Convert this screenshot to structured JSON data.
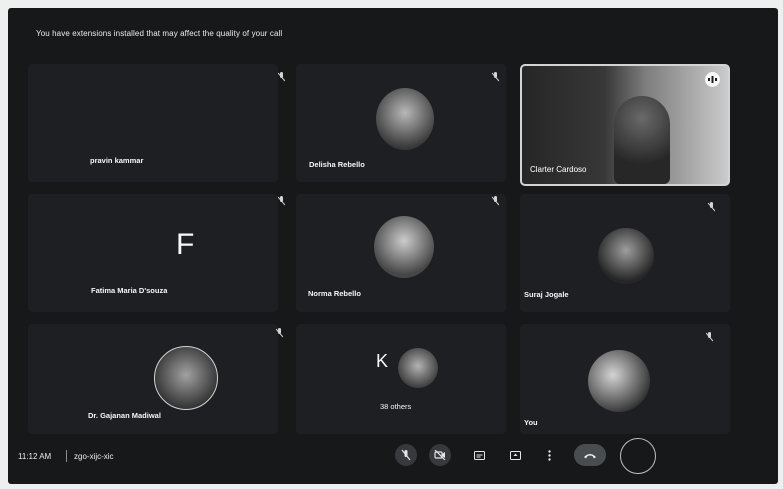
{
  "banner": "You have extensions installed that may affect the quality of your call",
  "participants": [
    {
      "name": "pravin kammar"
    },
    {
      "name": "Delisha Rebello"
    },
    {
      "name": "Clarter Cardoso"
    },
    {
      "name": "Fatima Maria D'souza",
      "initial": "F"
    },
    {
      "name": "Norma Rebello"
    },
    {
      "name": "Suraj Jogale"
    },
    {
      "name": "Dr. Gajanan Madiwal"
    },
    {
      "name": "38 others",
      "initial": "K"
    },
    {
      "name": "You"
    }
  ],
  "bottom_bar": {
    "time": "11:12 AM",
    "meeting_code": "zgo-xijc-xic"
  },
  "icons": {
    "mic_off": "mic-off-icon",
    "camera_off": "camera-off-icon",
    "captions": "captions-icon",
    "present": "present-screen-icon",
    "more": "more-options-icon",
    "end_call": "end-call-icon",
    "speaking": "speaking-indicator-icon"
  }
}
**********
* **Goal of the exercise**:
Your task is to transcribe all of the records precisely, with no images included.

* **Task solution**:
Convert this screenshot to structured JSON data.
{
  "banner": "You have extensions installed that may affect the quality of your call",
  "participants": [
    {
      "name": "pravin kammar"
    },
    {
      "name": "Delisha Rebello"
    },
    {
      "name": "Clarter Cardoso"
    },
    {
      "name": "Fatima Maria D'souza",
      "initial": "F"
    },
    {
      "name": "Norma Rebello"
    },
    {
      "name": "Suraj Jogale"
    },
    {
      "name": "Dr. Gajanan Madiwal"
    },
    {
      "name": "38 others",
      "initial": "K"
    },
    {
      "name": "You"
    }
  ],
  "bottom_bar": {
    "time": "11:12 AM",
    "meeting_code": "zgo-xijc-xic"
  },
  "icons": {
    "mic_off": "mic-off-icon",
    "camera_off": "camera-off-icon",
    "captions": "captions-icon",
    "present": "present-screen-icon",
    "more": "more-options-icon",
    "end_call": "end-call-icon",
    "speaking": "speaking-indicator-icon"
  }
}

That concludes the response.